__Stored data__
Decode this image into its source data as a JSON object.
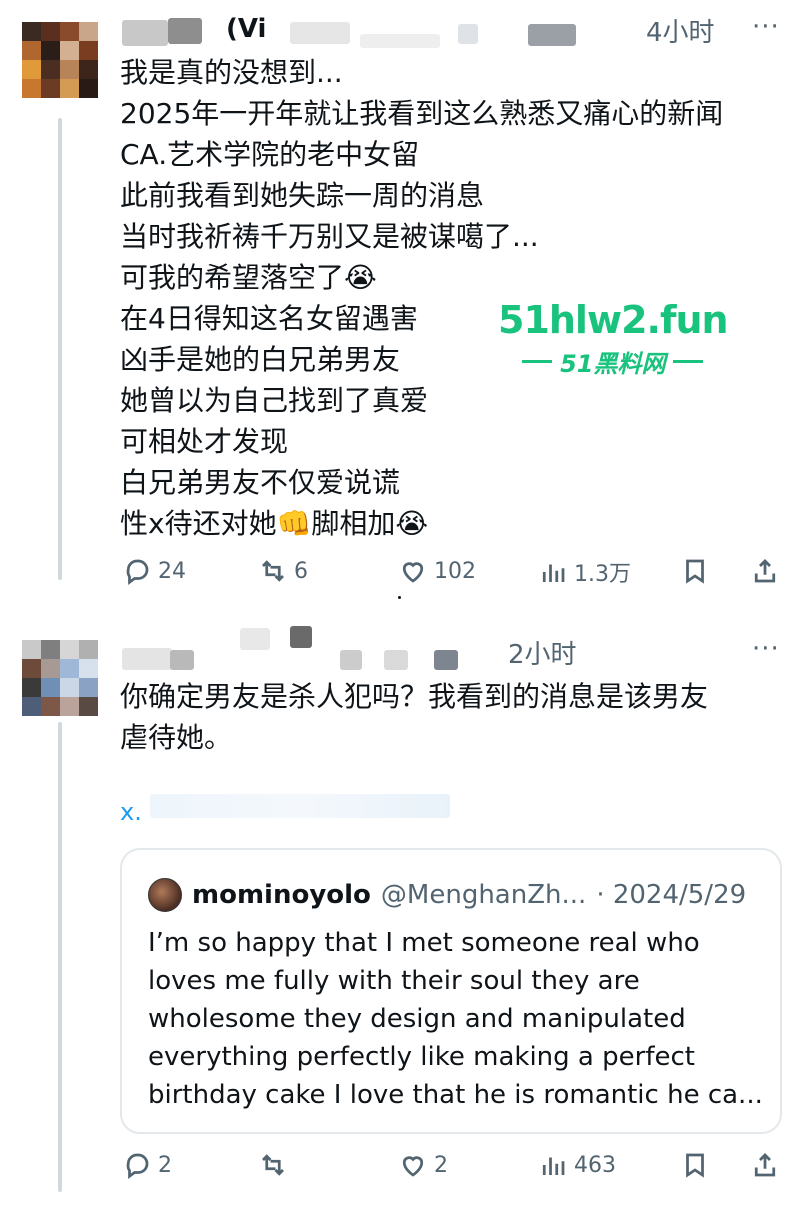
{
  "colors": {
    "text": "#0f1419",
    "muted": "#536471",
    "link": "#1d9bf0",
    "watermark": "#19c37d",
    "border": "#e3e8eb"
  },
  "tweet1": {
    "name_partial": "(Vi",
    "time": "4小时",
    "more": "···",
    "body": "我是真的没想到...\n2025年一开年就让我看到这么熟悉又痛心的新闻\nCA.艺术学院的老中女留\n此前我看到她失踪一周的消息\n当时我祈祷千万别又是被谋噶了...\n可我的希望落空了😭\n在4日得知这名女留遇害\n凶手是她的白兄弟男友\n她曾以为自己找到了真爱\n可相处才发现\n白兄弟男友不仅爱说谎\n性x待还对她👊脚相加😭",
    "actions": {
      "replies": "24",
      "retweets": "6",
      "likes": "102",
      "views": "1.3万"
    }
  },
  "tweet2": {
    "time": "2小时",
    "more": "···",
    "body": "你确定男友是杀人犯吗？我看到的消息是该男友\n虐待她。",
    "link_fragment": "x.",
    "quote": {
      "name": "mominoyolo",
      "handle": "@MenghanZh...",
      "date": "· 2024/5/29",
      "text": "I’m so happy that I met someone real who loves me fully with their soul they are wholesome they design and manipulated everything perfectly like making a perfect birthday cake I love that he is romantic he ca..."
    },
    "actions": {
      "replies": "2",
      "retweets": "",
      "likes": "2",
      "views": "463"
    }
  },
  "watermark": {
    "domain": "51hlw2.fun",
    "site": "51黑料网"
  },
  "icons": [
    "reply-icon",
    "retweet-icon",
    "like-icon",
    "views-icon",
    "bookmark-icon",
    "share-icon"
  ]
}
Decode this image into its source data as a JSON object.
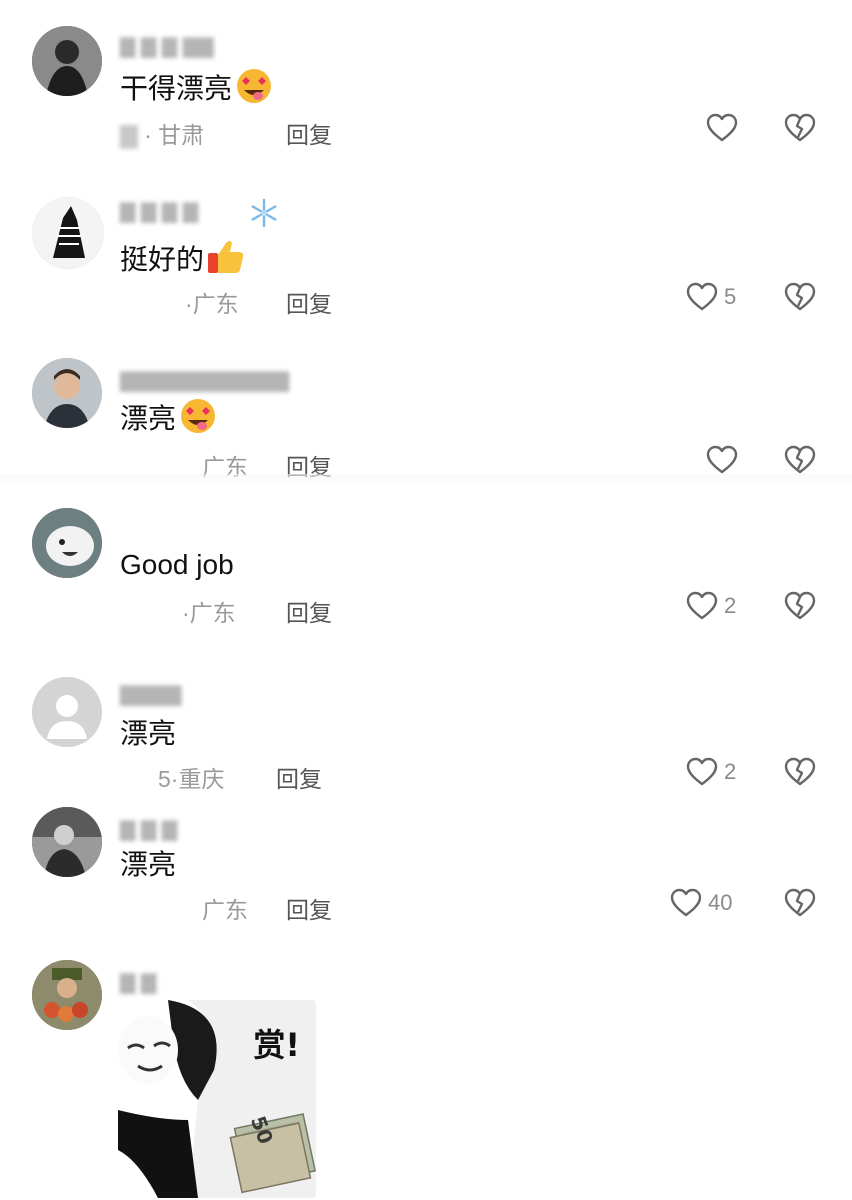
{
  "comments": [
    {
      "username": "▇ ▇ ▇ ▇▇",
      "text": "干得漂亮",
      "emoji": "heart-eyes-tongue-emoji",
      "meta_prefix": "▇",
      "location": "甘肃",
      "reply_label": "回复",
      "likes": ""
    },
    {
      "username": "▇ ▇ ▇ ▇",
      "text": "挺好的",
      "emoji": "thumbs-up-emoji",
      "meta_prefix": "·",
      "location": "广东",
      "reply_label": "回复",
      "likes": "5"
    },
    {
      "username": "▇▇▇▇▇▇▇▇▇▇▇",
      "text": "漂亮",
      "emoji": "heart-eyes-tongue-emoji",
      "meta_prefix": "",
      "location": "广东",
      "reply_label": "回复",
      "likes": ""
    },
    {
      "username": "",
      "text": "Good job",
      "emoji": "",
      "meta_prefix": "·",
      "location": "广东",
      "reply_label": "回复",
      "likes": "2"
    },
    {
      "username": "▇▇▇▇",
      "text": "漂亮",
      "emoji": "",
      "meta_prefix": "5·",
      "location": "重庆",
      "reply_label": "回复",
      "likes": "2"
    },
    {
      "username": "▇ ▇ ▇",
      "text": "漂亮",
      "emoji": "",
      "meta_prefix": "",
      "location": "广东",
      "reply_label": "回复",
      "likes": "40"
    },
    {
      "username": "▇ ▇",
      "sticker_text": "赏!",
      "sticker_note": "50"
    }
  ],
  "colors": {
    "text": "#111111",
    "meta": "#9a9a9a",
    "icon": "#666666"
  }
}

__SHORT PROBLEM__
Every entry above should be duplicated exactly. Do not include the images.

__FINAL RESULT__
Decode this image into its source data as a JSON object.
{
  "colors": {
    "text": "#0f1419",
    "muted": "#536471",
    "link": "#1d9bf0",
    "watermark": "#19c37d",
    "border": "#e3e8eb"
  },
  "tweet1": {
    "name_partial": "(Vi",
    "time": "4小时",
    "more": "···",
    "body": "我是真的没想到...\n2025年一开年就让我看到这么熟悉又痛心的新闻\nCA.艺术学院的老中女留\n此前我看到她失踪一周的消息\n当时我祈祷千万别又是被谋噶了...\n可我的希望落空了😭\n在4日得知这名女留遇害\n凶手是她的白兄弟男友\n她曾以为自己找到了真爱\n可相处才发现\n白兄弟男友不仅爱说谎\n性x待还对她👊脚相加😭",
    "actions": {
      "replies": "24",
      "retweets": "6",
      "likes": "102",
      "views": "1.3万"
    }
  },
  "tweet2": {
    "time": "2小时",
    "more": "···",
    "body": "你确定男友是杀人犯吗？我看到的消息是该男友\n虐待她。",
    "link_fragment": "x.",
    "quote": {
      "name": "mominoyolo",
      "handle": "@MenghanZh...",
      "date": "· 2024/5/29",
      "text": "I’m so happy that I met someone real who loves me fully with their soul they are wholesome they design and manipulated everything perfectly like making a perfect birthday cake I love that he is romantic he ca..."
    },
    "actions": {
      "replies": "2",
      "retweets": "",
      "likes": "2",
      "views": "463"
    }
  },
  "watermark": {
    "domain": "51hlw2.fun",
    "site": "51黑料网"
  },
  "icons": [
    "reply-icon",
    "retweet-icon",
    "like-icon",
    "views-icon",
    "bookmark-icon",
    "share-icon"
  ]
}
Decode this image into its source data as a JSON object.
{
  "comments": [
    {
      "username": "▇ ▇ ▇ ▇▇",
      "text": "干得漂亮",
      "emoji": "heart-eyes-tongue-emoji",
      "meta_prefix": "▇",
      "location": "甘肃",
      "reply_label": "回复",
      "likes": ""
    },
    {
      "username": "▇ ▇ ▇ ▇",
      "text": "挺好的",
      "emoji": "thumbs-up-emoji",
      "meta_prefix": "·",
      "location": "广东",
      "reply_label": "回复",
      "likes": "5"
    },
    {
      "username": "▇▇▇▇▇▇▇▇▇▇▇",
      "text": "漂亮",
      "emoji": "heart-eyes-tongue-emoji",
      "meta_prefix": "",
      "location": "广东",
      "reply_label": "回复",
      "likes": ""
    },
    {
      "username": "",
      "text": "Good job",
      "emoji": "",
      "meta_prefix": "·",
      "location": "广东",
      "reply_label": "回复",
      "likes": "2"
    },
    {
      "username": "▇▇▇▇",
      "text": "漂亮",
      "emoji": "",
      "meta_prefix": "5·",
      "location": "重庆",
      "reply_label": "回复",
      "likes": "2"
    },
    {
      "username": "▇ ▇ ▇",
      "text": "漂亮",
      "emoji": "",
      "meta_prefix": "",
      "location": "广东",
      "reply_label": "回复",
      "likes": "40"
    },
    {
      "username": "▇ ▇",
      "sticker_text": "赏!",
      "sticker_note": "50"
    }
  ],
  "colors": {
    "text": "#111111",
    "meta": "#9a9a9a",
    "icon": "#666666"
  }
}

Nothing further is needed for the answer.